■ **Exercise requirements**
Check each line of the entries below for the string "image"; copy every line where it appears.

----------------

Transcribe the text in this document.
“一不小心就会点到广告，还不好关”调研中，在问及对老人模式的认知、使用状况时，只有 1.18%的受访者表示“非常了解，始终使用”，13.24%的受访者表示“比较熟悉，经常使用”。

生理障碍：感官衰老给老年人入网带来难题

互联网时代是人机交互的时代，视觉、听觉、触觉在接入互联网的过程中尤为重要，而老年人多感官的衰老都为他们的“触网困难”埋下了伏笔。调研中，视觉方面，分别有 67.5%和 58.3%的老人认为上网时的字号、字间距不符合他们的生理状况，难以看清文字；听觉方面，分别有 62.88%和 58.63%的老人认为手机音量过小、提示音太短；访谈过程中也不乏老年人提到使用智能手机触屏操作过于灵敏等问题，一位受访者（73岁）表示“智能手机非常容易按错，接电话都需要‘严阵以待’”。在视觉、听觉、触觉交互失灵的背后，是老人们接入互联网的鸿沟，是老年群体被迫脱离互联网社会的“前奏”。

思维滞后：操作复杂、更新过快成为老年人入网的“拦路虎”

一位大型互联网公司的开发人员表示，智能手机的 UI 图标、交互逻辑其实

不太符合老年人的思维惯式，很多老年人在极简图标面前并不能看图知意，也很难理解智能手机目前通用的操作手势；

----------------

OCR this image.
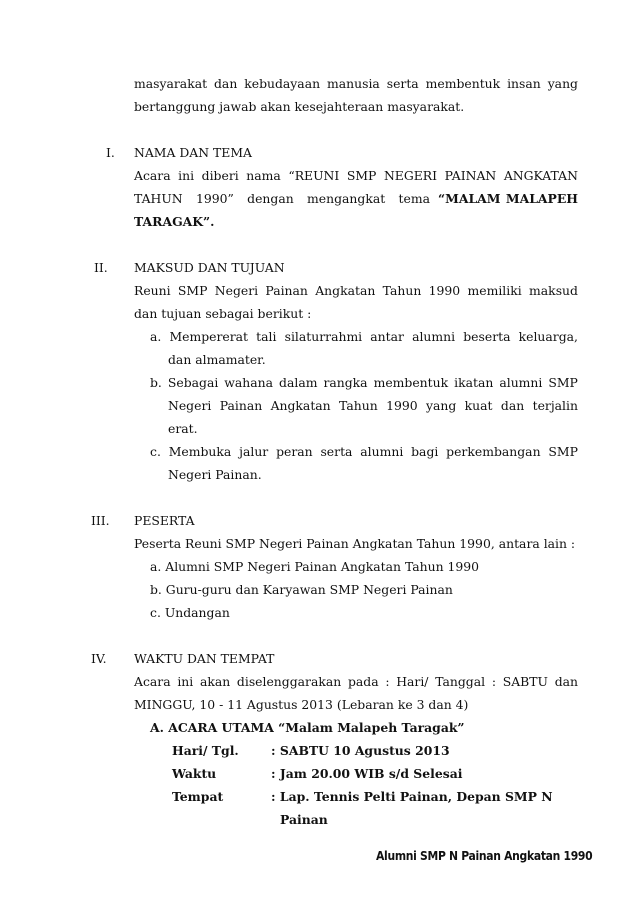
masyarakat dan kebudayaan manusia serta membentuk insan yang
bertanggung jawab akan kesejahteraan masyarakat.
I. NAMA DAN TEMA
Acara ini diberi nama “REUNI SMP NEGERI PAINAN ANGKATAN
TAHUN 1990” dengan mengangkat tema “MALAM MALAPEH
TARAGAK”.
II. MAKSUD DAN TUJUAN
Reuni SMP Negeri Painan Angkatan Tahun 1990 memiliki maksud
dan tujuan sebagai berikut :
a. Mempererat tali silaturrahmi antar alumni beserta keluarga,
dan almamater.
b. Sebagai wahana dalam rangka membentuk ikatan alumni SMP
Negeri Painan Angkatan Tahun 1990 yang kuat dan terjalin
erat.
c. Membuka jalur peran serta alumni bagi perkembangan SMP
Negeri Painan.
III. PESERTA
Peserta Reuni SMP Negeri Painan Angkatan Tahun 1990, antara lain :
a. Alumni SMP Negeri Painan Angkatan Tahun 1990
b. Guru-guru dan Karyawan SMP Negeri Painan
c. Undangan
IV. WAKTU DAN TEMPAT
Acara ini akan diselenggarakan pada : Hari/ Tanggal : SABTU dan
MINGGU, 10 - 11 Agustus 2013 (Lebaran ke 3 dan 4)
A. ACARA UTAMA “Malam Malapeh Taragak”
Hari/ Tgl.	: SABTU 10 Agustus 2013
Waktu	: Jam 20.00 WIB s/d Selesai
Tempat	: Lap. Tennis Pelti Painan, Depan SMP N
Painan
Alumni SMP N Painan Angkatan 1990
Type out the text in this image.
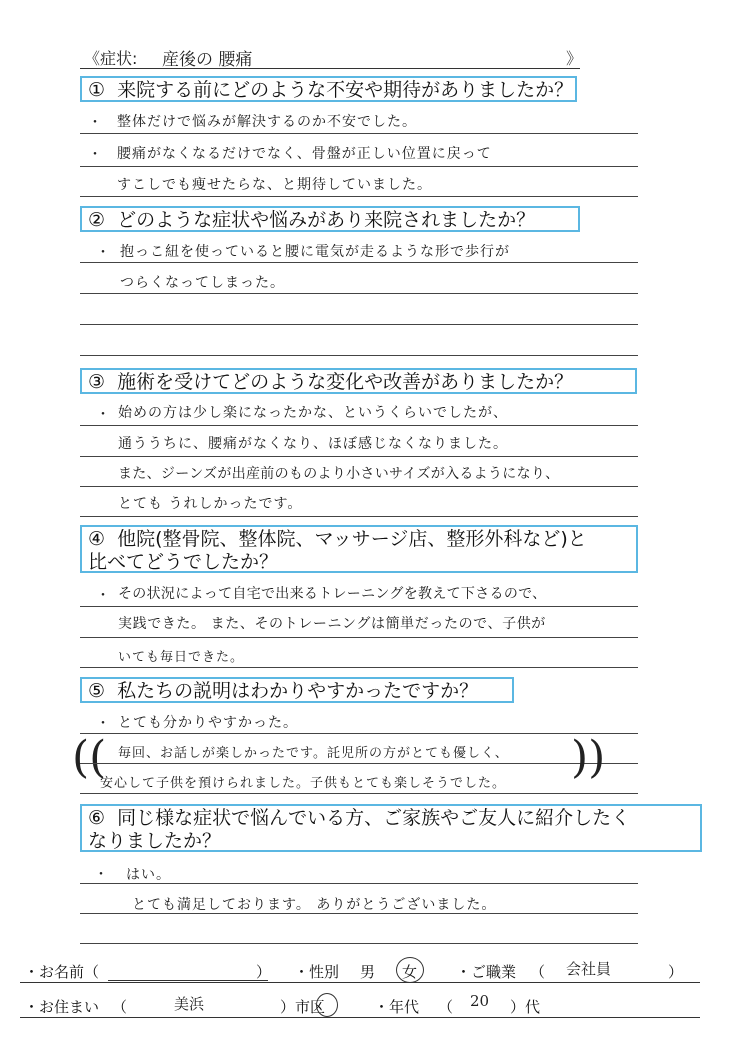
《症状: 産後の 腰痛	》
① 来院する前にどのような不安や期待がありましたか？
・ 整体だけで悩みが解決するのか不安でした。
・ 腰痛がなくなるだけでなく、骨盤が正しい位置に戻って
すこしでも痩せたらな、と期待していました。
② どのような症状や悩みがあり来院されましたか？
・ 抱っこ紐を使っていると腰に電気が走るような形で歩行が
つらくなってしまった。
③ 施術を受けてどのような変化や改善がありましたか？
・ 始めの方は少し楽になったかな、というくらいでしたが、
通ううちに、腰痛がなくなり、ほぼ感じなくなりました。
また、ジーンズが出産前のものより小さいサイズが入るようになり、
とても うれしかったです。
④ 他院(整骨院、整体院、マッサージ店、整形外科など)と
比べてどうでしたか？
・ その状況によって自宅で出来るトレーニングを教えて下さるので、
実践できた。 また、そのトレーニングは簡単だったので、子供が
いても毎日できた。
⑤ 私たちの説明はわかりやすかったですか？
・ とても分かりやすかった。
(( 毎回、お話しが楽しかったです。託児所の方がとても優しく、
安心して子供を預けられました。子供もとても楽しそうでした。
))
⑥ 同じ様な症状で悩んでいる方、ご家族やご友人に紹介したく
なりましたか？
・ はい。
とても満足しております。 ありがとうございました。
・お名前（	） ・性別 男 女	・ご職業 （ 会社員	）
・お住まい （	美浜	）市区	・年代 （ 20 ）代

----------------

■ **Answer to the task**
OCR this image.
Type out the text in this image.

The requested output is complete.